**Supplied information**
# # # #

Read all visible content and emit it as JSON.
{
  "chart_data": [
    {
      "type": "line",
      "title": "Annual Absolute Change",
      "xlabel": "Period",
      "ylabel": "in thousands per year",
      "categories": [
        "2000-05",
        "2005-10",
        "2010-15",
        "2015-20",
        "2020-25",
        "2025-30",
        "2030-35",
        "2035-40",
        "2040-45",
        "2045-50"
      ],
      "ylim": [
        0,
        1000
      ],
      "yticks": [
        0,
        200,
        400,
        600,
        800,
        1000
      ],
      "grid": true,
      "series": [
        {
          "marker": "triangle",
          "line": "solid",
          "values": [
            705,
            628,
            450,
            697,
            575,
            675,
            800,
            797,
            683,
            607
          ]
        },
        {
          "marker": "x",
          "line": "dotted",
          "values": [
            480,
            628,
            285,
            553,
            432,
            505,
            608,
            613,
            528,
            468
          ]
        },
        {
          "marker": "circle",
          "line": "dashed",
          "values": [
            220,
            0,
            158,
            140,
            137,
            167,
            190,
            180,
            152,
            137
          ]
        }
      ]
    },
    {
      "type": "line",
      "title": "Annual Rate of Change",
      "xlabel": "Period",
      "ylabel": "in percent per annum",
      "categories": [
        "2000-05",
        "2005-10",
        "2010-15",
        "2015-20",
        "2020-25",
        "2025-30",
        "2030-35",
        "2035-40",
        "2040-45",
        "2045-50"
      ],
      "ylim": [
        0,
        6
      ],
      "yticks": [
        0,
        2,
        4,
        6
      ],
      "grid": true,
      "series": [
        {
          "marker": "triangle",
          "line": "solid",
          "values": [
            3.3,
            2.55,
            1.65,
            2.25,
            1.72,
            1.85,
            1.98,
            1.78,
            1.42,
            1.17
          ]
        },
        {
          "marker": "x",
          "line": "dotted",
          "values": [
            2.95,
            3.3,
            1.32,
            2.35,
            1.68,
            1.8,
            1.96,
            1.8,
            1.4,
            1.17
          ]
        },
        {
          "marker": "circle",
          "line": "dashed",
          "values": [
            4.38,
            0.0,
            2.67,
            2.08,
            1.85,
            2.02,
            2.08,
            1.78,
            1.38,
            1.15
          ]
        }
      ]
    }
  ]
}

# # # #

**Instruction**
Copy every record exactly, with nothing added or dropped.

**Task result**
Read all visible content and emit it as JSON.
{
  "chart_data": [
    {
      "type": "line",
      "title": "Annual Absolute Change",
      "xlabel": "Period",
      "ylabel": "in thousands per year",
      "categories": [
        "2000-05",
        "2005-10",
        "2010-15",
        "2015-20",
        "2020-25",
        "2025-30",
        "2030-35",
        "2035-40",
        "2040-45",
        "2045-50"
      ],
      "ylim": [
        0,
        1000
      ],
      "yticks": [
        0,
        200,
        400,
        600,
        800,
        1000
      ],
      "grid": true,
      "series": [
        {
          "marker": "triangle",
          "line": "solid",
          "values": [
            705,
            628,
            450,
            697,
            575,
            675,
            800,
            797,
            683,
            607
          ]
        },
        {
          "marker": "x",
          "line": "dotted",
          "values": [
            480,
            628,
            285,
            553,
            432,
            505,
            608,
            613,
            528,
            468
          ]
        },
        {
          "marker": "circle",
          "line": "dashed",
          "values": [
            220,
            0,
            158,
            140,
            137,
            167,
            190,
            180,
            152,
            137
          ]
        }
      ]
    },
    {
      "type": "line",
      "title": "Annual Rate of Change",
      "xlabel": "Period",
      "ylabel": "in percent per annum",
      "categories": [
        "2000-05",
        "2005-10",
        "2010-15",
        "2015-20",
        "2020-25",
        "2025-30",
        "2030-35",
        "2035-40",
        "2040-45",
        "2045-50"
      ],
      "ylim": [
        0,
        6
      ],
      "yticks": [
        0,
        2,
        4,
        6
      ],
      "grid": true,
      "series": [
        {
          "marker": "triangle",
          "line": "solid",
          "values": [
            3.3,
            2.55,
            1.65,
            2.25,
            1.72,
            1.85,
            1.98,
            1.78,
            1.42,
            1.17
          ]
        },
        {
          "marker": "x",
          "line": "dotted",
          "values": [
            2.95,
            3.3,
            1.32,
            2.35,
            1.68,
            1.8,
            1.96,
            1.8,
            1.4,
            1.17
          ]
        },
        {
          "marker": "circle",
          "line": "dashed",
          "values": [
            4.38,
            0.0,
            2.67,
            2.08,
            1.85,
            2.02,
            2.08,
            1.78,
            1.38,
            1.15
          ]
        }
      ]
    }
  ]
}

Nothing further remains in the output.